Stated problem.
Look through the listing and locate every line containing the word "постановлением"; copy those lines.

Stored data entries:
= = = =

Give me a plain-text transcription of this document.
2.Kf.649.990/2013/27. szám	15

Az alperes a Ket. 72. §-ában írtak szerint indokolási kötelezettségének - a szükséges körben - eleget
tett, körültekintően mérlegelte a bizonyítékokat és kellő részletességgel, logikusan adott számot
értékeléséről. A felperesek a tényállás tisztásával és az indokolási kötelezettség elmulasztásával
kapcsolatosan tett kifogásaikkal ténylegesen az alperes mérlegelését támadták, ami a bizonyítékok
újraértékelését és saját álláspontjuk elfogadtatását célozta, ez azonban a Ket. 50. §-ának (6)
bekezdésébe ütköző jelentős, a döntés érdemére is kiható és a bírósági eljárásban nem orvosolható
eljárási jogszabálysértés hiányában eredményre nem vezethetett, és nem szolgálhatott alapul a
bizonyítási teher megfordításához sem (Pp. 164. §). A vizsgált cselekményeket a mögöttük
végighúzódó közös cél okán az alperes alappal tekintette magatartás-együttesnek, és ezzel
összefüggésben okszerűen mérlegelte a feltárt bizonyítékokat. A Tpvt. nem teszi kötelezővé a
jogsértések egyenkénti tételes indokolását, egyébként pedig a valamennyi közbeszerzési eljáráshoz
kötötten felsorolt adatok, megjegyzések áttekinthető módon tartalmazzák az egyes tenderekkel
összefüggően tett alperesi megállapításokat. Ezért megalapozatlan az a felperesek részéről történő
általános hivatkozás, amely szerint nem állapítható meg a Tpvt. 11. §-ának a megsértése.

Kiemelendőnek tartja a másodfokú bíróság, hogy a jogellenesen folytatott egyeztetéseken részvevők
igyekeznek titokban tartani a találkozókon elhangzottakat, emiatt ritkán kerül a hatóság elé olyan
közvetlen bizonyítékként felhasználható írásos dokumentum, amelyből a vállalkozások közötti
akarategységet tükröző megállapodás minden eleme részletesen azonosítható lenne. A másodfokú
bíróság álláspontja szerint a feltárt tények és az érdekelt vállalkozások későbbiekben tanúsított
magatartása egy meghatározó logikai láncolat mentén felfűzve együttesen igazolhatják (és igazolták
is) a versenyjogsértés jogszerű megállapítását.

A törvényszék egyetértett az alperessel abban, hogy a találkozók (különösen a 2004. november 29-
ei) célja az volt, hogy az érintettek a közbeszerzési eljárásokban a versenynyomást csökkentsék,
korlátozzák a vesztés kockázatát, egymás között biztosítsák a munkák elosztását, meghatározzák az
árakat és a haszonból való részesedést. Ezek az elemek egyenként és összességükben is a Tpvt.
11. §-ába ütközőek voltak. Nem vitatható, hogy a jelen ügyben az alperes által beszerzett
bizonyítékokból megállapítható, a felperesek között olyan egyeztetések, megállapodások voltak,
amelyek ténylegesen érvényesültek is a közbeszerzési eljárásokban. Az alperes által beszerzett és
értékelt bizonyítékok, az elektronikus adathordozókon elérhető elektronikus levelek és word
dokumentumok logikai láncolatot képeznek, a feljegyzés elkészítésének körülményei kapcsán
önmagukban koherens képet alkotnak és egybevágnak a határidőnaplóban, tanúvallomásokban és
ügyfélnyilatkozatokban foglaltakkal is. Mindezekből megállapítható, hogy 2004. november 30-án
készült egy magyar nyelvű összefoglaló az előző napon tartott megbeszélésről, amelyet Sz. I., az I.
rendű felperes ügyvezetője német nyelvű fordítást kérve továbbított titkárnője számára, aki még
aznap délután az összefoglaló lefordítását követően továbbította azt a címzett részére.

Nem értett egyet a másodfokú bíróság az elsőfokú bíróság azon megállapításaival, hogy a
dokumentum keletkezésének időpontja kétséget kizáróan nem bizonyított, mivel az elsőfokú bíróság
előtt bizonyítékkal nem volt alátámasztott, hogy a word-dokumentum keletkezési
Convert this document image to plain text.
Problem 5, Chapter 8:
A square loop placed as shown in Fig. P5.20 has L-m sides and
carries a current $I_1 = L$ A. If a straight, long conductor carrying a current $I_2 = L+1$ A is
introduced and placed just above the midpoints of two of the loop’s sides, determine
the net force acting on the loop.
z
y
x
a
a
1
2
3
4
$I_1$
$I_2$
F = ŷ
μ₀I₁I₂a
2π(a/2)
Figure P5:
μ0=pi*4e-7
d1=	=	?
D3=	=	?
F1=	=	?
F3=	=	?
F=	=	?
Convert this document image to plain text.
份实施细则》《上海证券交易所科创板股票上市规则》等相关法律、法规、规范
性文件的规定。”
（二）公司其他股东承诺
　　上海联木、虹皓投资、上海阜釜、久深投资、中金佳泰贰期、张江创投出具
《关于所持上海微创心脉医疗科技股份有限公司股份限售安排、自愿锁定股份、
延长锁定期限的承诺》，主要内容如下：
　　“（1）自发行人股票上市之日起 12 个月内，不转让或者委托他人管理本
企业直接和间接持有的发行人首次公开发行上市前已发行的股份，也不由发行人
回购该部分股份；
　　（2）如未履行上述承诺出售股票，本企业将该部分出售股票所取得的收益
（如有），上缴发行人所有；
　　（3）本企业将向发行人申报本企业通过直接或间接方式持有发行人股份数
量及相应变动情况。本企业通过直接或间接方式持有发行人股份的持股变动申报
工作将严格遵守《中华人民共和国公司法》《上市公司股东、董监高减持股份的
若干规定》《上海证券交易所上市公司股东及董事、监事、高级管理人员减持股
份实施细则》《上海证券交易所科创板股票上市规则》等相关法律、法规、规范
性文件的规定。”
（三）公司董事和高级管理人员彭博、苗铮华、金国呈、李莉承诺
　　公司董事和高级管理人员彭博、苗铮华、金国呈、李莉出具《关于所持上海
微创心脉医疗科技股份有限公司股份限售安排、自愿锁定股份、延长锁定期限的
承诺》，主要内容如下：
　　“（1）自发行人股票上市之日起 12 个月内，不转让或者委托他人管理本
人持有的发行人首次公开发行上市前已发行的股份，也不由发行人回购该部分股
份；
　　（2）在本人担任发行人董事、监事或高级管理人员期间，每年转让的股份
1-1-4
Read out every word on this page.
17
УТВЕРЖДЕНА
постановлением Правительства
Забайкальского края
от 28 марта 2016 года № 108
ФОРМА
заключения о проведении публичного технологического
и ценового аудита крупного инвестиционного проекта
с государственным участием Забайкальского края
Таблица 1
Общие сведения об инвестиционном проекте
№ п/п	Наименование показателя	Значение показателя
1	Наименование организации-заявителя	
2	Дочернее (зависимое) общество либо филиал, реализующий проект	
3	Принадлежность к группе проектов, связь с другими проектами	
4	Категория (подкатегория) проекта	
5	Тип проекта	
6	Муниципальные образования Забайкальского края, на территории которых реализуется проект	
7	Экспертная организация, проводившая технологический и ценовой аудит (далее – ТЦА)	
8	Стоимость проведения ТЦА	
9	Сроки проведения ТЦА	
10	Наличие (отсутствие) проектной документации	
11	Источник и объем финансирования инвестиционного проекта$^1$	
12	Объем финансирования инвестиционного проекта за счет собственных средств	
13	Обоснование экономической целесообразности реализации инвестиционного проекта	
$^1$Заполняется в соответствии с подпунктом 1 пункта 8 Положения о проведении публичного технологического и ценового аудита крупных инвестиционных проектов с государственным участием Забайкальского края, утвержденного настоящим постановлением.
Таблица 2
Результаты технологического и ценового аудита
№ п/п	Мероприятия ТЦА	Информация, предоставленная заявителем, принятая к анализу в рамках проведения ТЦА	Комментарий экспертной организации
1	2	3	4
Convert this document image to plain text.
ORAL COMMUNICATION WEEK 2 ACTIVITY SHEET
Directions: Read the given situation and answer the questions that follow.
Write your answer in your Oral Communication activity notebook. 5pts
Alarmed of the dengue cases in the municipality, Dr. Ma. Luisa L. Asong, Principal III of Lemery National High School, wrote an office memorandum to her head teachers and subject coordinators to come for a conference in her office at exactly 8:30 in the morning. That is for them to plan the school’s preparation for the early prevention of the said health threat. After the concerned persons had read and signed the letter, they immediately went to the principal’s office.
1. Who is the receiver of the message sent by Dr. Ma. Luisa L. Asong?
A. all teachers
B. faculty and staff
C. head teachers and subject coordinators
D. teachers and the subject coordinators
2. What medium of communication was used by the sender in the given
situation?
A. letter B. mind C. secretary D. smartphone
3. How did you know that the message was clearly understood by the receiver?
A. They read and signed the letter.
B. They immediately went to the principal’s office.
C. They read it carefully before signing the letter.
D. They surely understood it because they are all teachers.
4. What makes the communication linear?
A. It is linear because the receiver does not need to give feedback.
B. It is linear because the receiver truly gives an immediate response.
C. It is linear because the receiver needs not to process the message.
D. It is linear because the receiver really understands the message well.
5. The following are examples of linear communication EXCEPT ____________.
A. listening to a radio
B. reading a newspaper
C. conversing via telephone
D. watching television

= = = =

Written answer.
постановлением Правительства
$^1$Заполняется в соответствии с подпунктом 1 пункта 8 Положения о проведении публичного технологического и ценового аудита крупных инвестиционных проектов с государственным участием Забайкальского края, утвержденного настоящим постановлением.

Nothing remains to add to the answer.